### RECORDS FOR PROCESSING:
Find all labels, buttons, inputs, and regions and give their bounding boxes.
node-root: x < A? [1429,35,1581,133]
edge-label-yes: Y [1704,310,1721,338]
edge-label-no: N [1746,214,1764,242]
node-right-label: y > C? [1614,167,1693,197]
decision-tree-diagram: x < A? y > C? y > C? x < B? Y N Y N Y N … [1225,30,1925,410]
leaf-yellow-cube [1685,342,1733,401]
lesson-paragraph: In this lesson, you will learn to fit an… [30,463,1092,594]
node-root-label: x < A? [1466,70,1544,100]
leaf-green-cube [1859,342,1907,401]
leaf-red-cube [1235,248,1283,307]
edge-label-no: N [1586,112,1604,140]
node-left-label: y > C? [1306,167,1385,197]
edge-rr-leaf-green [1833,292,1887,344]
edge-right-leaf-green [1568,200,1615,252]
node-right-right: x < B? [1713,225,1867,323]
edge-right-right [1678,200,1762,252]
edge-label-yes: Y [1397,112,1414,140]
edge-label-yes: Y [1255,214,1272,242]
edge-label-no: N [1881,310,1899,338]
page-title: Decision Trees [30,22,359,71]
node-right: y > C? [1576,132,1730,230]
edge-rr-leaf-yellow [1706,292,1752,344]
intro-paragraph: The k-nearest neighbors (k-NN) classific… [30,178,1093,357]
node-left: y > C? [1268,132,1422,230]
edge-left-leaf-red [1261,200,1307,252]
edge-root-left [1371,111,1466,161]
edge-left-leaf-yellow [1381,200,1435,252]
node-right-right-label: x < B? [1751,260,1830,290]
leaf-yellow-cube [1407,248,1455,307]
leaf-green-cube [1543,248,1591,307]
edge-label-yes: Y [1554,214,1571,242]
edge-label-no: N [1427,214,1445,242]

--

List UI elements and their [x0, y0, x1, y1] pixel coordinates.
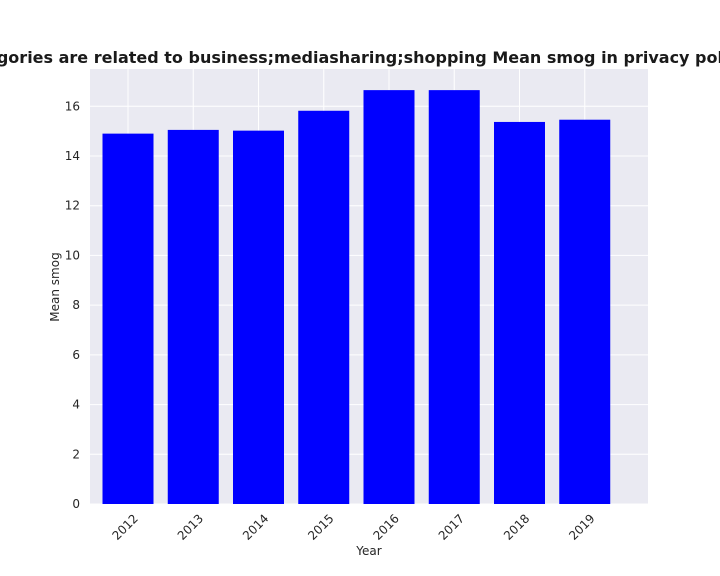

---

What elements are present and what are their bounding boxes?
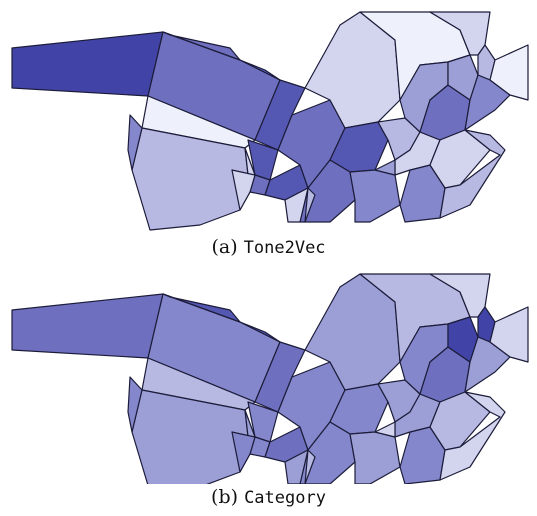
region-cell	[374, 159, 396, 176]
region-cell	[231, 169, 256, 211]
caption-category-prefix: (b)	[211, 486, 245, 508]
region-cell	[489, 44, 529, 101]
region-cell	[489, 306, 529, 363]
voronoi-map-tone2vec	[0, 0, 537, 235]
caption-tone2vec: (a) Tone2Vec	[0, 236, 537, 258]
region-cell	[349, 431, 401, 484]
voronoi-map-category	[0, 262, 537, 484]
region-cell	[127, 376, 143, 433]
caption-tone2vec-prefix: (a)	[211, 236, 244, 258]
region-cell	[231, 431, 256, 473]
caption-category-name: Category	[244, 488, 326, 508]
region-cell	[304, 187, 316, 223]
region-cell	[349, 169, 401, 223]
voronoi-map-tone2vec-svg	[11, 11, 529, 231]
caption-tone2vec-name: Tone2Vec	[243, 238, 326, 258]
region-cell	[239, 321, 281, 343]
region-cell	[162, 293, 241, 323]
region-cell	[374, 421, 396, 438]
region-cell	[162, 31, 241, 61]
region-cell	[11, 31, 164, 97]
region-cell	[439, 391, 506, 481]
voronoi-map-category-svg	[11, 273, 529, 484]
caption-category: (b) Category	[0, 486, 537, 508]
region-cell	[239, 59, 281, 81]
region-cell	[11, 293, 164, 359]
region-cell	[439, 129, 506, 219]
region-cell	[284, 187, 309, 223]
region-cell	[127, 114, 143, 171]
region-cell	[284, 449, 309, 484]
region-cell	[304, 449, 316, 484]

### EXERCISE AIM:
Output as a JSON list of strings, one per line, the lines of the first block of entries, beginning with the line that contains "Find all labels, buttons, inputs, and" and continuing through the line that contains "edge-left-leaf-yellow [1381,200,1435,252]", both included and blank lines omitted.

### FULL SOLUTION:
[
  "Find all labels, buttons, inputs, and regions and give their bounding boxes.",
  "node-root: x < A? [1429,35,1581,133]",
  "edge-label-yes: Y [1704,310,1721,338]",
  "edge-label-no: N [1746,214,1764,242]",
  "node-right-label: y > C? [1614,167,1693,197]",
  "decision-tree-diagram: x < A? y > C? y > C? x < B? Y N Y N Y N … [1225,30,1925,410]",
  "leaf-yellow-cube [1685,342,1733,401]",
  "lesson-paragraph: In this lesson, you will learn to fit an… [30,463,1092,594]",
  "node-root-label: x < A? [1466,70,1544,100]",
  "leaf-green-cube [1859,342,1907,401]",
  "leaf-red-cube [1235,248,1283,307]",
  "edge-label-no: N [1586,112,1604,140]",
  "node-left-label: y > C? [1306,167,1385,197]",
  "edge-rr-leaf-green [1833,292,1887,344]",
  "edge-right-leaf-green [1568,200,1615,252]",
  "node-right-right: x < B? [1713,225,1867,323]",
  "edge-right-right [1678,200,1762,252]",
  "edge-label-yes: Y [1397,112,1414,140]",
  "edge-label-yes: Y [1255,214,1272,242]",
  "edge-label-no: N [1881,310,1899,338]",
  "page-title: Decision Trees [30,22,359,71]",
  "node-right: y > C? [1576,132,1730,230]",
  "edge-rr-leaf-yellow [1706,292,1752,344]",
  "intro-paragraph: The k-nearest neighbors (k-NN) classific… [30,178,1093,357]",
  "node-left: y > C? [1268,132,1422,230]",
  "edge-left-leaf-red [1261,200,1307,252]",
  "edge-root-left [1371,111,1466,161]",
  "edge-left-leaf-yellow [1381,200,1435,252]"
]